To do: Return all lines with the word "user" in them.

◆ ◆ ◆ ◆ ◆ ◆ ◆

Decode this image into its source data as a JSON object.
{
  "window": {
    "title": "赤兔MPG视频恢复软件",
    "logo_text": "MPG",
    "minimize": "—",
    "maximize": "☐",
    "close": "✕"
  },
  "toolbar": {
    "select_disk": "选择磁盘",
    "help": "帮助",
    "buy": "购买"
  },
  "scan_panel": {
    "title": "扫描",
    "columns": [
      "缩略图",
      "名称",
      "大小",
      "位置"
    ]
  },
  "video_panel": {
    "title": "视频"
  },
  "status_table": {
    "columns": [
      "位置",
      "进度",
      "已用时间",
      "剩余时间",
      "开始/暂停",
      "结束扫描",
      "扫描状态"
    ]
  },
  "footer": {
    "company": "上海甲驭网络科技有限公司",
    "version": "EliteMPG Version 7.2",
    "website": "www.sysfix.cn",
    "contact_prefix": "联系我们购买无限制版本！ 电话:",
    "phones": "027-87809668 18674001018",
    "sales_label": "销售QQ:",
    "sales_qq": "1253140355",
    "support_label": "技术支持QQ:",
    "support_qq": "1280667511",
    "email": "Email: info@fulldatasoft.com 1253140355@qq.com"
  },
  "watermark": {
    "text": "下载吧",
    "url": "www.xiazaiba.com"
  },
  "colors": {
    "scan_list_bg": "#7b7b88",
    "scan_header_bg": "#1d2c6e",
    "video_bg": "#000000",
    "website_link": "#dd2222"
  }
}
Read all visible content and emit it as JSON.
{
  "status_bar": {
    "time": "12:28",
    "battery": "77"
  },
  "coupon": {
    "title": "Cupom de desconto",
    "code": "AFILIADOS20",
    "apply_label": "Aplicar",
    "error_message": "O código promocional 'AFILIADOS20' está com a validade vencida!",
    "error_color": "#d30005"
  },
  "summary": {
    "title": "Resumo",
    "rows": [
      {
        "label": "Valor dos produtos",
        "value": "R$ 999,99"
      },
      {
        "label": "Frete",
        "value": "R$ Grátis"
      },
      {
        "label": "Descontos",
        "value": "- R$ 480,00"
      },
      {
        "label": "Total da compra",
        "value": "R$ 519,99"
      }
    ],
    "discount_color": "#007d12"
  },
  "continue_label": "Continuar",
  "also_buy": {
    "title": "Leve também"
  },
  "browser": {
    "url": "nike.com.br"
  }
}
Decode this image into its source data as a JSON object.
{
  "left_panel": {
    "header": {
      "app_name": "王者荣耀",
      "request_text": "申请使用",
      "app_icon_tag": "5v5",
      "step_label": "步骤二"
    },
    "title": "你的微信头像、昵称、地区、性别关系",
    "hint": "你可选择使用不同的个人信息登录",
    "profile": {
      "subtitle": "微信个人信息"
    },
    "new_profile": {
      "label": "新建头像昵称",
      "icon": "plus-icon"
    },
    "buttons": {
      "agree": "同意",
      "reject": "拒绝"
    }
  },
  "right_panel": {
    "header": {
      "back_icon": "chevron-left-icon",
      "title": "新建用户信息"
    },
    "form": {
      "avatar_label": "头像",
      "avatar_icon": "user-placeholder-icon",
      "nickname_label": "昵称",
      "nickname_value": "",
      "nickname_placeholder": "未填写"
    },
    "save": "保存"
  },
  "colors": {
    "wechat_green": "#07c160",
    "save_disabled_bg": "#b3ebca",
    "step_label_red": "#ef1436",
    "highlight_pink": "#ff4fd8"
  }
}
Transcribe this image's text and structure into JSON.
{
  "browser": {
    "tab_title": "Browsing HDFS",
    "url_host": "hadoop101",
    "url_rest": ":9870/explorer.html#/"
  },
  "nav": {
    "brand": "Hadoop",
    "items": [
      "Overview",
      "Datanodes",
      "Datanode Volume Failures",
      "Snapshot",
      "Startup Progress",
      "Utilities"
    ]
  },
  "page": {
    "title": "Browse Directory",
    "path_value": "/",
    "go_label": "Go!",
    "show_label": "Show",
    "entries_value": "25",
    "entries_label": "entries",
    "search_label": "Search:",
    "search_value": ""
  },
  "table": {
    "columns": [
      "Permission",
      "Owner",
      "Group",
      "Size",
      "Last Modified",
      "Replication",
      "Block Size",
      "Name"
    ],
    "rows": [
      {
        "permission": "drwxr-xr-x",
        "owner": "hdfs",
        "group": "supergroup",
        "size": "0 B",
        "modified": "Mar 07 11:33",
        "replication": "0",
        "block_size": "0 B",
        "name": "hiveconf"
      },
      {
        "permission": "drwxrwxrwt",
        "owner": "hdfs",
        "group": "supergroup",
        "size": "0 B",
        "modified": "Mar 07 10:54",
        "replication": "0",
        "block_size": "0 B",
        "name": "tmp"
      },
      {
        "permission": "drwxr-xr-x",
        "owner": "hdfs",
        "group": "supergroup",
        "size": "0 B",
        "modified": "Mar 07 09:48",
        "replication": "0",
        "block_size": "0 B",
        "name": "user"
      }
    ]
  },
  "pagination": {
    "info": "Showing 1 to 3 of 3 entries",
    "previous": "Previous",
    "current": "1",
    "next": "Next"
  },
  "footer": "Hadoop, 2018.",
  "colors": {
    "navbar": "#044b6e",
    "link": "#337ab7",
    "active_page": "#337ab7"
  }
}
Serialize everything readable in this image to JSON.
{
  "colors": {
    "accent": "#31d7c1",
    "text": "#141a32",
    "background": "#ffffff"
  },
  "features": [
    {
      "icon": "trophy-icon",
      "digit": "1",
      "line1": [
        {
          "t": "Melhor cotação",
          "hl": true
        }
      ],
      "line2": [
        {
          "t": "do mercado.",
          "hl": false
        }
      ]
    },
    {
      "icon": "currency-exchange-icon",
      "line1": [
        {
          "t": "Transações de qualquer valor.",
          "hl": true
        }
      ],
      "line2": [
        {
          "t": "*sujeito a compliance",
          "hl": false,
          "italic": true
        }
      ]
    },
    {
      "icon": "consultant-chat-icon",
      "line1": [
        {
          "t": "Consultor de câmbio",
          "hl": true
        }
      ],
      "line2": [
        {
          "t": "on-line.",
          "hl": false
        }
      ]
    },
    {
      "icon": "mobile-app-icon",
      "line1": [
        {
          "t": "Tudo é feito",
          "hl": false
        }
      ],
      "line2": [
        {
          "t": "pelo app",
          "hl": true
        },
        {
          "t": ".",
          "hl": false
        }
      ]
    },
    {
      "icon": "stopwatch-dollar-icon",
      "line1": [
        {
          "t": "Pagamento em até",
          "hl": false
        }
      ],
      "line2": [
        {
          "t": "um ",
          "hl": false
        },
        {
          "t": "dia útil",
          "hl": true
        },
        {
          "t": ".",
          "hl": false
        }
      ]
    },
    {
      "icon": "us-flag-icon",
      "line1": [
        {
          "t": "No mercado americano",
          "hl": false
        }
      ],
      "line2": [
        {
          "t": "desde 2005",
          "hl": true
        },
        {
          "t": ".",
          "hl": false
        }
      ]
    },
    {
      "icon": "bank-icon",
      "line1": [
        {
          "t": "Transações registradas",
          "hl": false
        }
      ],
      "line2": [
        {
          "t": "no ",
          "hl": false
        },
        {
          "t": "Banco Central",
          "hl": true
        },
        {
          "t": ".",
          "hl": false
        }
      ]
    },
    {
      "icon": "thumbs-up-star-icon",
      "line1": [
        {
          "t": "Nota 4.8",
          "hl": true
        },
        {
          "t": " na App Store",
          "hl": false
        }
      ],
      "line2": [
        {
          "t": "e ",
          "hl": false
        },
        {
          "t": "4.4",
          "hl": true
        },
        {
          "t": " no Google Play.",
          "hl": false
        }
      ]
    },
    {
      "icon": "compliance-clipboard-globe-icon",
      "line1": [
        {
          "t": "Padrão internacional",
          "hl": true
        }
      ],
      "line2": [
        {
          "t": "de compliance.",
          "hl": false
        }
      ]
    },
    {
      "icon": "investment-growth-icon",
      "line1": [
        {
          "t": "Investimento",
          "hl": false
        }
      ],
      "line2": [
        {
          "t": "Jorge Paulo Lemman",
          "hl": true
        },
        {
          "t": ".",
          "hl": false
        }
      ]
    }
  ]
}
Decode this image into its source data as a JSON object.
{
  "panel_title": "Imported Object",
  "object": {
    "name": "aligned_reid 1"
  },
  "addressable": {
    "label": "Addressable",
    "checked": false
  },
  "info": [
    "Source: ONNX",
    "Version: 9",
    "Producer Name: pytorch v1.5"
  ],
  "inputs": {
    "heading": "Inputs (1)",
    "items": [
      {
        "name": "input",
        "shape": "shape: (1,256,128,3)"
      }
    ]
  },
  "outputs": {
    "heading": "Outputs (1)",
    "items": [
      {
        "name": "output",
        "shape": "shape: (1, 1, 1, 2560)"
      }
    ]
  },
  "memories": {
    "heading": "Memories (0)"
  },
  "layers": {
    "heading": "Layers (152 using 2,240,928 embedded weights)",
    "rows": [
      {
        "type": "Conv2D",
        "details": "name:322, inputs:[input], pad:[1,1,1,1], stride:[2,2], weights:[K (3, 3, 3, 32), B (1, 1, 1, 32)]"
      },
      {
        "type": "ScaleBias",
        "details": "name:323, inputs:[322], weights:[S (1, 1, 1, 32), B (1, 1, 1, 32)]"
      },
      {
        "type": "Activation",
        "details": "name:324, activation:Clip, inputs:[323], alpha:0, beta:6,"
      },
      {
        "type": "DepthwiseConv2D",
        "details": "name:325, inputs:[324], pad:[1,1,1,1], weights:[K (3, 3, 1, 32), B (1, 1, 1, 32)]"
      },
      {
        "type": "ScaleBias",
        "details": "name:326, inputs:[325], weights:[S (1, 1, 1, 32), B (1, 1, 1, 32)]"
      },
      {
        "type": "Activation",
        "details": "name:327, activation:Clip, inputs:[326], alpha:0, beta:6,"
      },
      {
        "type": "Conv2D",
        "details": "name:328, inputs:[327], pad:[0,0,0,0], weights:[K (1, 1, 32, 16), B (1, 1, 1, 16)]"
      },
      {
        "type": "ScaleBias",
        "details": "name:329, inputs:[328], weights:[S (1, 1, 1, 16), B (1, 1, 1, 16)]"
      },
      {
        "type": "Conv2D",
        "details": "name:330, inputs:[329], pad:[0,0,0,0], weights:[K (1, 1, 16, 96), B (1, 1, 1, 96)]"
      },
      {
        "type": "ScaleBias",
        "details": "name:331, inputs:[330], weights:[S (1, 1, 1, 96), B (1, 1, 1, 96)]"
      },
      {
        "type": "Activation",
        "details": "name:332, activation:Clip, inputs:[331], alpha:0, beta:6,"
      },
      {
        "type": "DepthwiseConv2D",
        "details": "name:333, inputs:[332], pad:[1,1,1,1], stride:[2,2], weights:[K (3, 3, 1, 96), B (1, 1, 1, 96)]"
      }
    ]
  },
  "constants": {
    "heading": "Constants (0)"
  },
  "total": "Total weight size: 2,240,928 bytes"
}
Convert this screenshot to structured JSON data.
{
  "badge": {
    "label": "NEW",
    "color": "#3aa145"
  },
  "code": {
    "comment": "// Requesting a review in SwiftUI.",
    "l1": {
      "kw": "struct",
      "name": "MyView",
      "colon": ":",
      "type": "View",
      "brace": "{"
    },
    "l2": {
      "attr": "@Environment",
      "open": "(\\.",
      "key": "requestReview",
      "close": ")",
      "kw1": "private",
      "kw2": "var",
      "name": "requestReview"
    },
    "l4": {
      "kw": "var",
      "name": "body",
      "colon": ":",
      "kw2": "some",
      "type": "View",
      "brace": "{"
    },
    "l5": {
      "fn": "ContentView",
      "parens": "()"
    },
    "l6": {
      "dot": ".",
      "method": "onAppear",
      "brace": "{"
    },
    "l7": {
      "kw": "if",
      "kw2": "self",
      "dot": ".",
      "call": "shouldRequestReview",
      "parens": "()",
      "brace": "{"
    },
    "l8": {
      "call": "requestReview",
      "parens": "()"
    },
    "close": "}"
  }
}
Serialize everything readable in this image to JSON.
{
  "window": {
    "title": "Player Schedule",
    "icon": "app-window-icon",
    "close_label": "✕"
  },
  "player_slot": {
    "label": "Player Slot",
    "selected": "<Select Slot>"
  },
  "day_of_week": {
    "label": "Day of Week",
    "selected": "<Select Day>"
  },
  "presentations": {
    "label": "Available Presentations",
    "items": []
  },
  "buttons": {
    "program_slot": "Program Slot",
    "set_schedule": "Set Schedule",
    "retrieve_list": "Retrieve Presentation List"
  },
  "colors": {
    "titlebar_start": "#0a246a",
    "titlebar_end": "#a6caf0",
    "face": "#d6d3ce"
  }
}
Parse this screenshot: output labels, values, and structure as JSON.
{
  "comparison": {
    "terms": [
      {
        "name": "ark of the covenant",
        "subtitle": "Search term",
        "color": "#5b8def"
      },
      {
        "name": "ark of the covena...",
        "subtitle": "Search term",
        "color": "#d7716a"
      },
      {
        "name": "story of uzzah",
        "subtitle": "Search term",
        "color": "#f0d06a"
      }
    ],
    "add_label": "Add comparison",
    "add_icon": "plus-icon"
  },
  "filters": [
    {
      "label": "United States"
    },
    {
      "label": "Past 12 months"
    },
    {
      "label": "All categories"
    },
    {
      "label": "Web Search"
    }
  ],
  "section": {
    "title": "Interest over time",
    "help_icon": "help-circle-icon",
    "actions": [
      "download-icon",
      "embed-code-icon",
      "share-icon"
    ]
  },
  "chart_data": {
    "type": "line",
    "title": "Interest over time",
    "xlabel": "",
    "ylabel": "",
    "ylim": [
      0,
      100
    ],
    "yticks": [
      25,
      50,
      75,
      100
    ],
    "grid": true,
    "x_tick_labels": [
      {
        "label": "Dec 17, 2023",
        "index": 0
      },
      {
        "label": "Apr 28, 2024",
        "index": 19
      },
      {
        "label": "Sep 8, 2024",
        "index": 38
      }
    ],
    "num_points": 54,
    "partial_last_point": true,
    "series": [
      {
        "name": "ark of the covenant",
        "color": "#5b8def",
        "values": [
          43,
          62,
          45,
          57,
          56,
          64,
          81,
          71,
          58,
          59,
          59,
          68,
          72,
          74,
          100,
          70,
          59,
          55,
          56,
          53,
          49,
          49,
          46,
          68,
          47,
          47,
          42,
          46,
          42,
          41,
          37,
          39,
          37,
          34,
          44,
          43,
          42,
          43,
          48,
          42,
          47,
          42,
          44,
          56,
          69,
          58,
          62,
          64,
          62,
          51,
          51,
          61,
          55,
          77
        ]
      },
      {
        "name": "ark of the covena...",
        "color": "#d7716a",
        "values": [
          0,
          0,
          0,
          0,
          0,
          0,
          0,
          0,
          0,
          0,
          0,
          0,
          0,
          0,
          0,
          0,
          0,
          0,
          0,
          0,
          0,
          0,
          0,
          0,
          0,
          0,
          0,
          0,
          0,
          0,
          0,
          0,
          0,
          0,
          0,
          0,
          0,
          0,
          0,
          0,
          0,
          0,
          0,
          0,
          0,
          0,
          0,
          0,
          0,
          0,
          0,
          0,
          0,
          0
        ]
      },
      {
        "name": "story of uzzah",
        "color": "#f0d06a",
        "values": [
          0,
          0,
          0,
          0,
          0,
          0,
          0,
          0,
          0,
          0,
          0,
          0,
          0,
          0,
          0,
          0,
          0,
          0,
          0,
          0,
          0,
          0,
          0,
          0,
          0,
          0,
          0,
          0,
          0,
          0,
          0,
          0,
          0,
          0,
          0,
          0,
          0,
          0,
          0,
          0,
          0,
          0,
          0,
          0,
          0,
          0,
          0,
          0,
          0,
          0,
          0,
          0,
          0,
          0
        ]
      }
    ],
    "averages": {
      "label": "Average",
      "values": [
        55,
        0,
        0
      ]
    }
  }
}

◆ ◆ ◆ ◆ ◆ ◆ ◆

Solution:
      "avatar_icon": "user-placeholder-icon",
        "name": "user"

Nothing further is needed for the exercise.